Give the number of lines containing the word "this", and nothing else.
-- Start MATERIAL --
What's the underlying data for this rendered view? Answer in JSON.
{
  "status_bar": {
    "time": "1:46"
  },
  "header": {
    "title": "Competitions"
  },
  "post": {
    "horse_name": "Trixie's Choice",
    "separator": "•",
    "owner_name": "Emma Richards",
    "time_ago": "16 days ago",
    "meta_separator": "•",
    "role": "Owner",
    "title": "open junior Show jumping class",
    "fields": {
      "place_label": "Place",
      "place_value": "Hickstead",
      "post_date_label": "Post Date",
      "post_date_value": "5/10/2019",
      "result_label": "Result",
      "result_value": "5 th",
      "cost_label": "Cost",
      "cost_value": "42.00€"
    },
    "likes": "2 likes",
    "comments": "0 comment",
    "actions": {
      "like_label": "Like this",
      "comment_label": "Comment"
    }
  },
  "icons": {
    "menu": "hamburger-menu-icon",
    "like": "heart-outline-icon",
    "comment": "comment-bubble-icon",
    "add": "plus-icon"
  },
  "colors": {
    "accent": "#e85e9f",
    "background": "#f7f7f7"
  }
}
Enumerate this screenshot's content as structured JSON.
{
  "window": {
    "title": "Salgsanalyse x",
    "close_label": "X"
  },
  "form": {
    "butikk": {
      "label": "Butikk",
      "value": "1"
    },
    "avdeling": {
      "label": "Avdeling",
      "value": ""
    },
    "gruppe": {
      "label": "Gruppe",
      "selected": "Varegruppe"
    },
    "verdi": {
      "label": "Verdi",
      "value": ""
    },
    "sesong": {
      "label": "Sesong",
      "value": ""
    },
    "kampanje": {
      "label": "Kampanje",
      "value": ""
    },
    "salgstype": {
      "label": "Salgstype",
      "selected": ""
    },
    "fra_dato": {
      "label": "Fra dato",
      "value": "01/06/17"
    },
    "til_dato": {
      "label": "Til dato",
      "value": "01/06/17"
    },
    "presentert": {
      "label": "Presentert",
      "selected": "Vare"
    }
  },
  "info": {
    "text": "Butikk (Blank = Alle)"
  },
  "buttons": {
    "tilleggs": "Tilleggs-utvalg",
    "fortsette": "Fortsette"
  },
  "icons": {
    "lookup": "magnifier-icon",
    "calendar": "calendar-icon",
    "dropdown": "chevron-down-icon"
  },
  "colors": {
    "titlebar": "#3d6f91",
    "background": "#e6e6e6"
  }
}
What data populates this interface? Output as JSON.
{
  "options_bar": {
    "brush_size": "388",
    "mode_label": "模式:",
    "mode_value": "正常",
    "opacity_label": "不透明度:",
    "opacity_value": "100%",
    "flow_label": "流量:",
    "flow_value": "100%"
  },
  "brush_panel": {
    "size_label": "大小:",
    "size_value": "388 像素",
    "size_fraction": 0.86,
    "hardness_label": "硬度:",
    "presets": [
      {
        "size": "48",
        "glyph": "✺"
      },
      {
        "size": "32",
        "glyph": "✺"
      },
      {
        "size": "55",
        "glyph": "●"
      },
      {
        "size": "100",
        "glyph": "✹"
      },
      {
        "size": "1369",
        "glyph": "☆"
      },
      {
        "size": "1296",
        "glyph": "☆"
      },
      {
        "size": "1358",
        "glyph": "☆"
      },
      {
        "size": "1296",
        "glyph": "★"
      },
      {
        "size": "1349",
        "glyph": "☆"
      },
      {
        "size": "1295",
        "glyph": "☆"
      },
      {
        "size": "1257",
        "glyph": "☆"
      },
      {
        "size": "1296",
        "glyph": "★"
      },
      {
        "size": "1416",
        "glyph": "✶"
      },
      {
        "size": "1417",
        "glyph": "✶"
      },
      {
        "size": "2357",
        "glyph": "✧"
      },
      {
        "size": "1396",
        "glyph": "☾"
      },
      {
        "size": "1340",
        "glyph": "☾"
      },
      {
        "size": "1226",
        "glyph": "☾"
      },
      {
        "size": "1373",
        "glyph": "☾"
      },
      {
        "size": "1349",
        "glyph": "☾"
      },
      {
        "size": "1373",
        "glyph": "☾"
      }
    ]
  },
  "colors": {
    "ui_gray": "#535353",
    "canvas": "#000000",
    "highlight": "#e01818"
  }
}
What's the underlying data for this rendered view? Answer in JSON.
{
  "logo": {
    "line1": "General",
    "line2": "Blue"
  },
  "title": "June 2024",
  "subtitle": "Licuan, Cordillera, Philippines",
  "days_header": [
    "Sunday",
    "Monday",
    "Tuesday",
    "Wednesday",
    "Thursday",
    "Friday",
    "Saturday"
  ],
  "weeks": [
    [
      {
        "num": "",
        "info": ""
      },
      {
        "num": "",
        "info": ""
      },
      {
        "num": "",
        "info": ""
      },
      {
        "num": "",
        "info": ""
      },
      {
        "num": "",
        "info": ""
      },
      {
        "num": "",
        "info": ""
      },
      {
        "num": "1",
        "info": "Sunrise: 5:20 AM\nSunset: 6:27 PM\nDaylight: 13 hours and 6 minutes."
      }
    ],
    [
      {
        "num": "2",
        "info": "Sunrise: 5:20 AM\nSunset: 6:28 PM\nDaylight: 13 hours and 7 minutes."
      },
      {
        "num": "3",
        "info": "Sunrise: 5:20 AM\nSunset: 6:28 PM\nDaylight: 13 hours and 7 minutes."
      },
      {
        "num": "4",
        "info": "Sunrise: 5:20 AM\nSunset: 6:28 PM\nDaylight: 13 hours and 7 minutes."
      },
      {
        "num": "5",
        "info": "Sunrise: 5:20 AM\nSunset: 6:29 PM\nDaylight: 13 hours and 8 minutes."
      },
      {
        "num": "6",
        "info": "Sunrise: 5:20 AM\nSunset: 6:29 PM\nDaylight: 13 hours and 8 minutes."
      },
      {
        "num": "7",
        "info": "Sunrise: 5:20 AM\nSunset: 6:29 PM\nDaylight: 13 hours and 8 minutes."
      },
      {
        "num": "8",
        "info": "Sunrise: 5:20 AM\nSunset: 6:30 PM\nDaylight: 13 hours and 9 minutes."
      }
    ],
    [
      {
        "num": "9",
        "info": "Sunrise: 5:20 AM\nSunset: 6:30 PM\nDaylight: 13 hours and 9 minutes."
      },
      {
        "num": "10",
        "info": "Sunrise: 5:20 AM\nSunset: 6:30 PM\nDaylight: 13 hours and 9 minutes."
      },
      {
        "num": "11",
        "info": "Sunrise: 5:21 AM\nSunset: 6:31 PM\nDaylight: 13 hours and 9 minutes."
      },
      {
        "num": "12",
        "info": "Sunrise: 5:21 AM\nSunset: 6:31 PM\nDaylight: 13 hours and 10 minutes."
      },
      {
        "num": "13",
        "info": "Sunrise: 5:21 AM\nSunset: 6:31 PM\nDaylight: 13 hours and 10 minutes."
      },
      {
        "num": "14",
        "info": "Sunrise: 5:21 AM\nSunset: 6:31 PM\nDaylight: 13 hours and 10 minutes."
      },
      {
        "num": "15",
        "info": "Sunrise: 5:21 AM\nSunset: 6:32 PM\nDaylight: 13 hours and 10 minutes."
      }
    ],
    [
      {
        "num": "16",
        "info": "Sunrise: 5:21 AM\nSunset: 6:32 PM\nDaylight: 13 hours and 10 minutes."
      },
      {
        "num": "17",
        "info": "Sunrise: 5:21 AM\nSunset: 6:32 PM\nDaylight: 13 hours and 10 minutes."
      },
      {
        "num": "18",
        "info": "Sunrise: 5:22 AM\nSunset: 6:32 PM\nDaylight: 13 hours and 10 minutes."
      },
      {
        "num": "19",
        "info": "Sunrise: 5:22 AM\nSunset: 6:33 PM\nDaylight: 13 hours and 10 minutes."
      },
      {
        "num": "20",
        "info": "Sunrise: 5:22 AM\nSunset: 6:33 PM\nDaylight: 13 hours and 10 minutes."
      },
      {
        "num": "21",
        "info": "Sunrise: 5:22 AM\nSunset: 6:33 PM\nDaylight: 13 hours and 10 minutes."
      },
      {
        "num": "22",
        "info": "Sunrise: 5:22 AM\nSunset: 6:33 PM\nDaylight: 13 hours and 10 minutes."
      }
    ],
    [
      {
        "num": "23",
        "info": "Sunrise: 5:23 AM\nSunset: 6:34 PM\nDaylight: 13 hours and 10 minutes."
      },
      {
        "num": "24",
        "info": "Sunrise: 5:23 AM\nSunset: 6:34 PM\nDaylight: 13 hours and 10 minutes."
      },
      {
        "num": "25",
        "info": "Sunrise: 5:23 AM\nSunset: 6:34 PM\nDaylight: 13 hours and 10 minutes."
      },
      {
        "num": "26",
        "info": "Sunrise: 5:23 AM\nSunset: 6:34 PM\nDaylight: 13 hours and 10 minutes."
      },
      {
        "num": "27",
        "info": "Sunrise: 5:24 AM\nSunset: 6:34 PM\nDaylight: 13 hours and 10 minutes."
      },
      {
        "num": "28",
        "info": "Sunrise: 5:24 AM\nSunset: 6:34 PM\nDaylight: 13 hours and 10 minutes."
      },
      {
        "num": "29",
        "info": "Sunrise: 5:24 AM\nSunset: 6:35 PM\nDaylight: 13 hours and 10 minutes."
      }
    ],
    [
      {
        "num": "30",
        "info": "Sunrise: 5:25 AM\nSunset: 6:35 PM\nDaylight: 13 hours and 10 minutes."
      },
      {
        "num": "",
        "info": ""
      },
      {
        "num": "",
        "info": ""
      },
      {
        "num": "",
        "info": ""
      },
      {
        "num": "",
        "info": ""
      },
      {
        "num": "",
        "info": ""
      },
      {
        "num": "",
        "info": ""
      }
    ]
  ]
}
-- End MATERIAL --
SOLVED EXERCISE: 5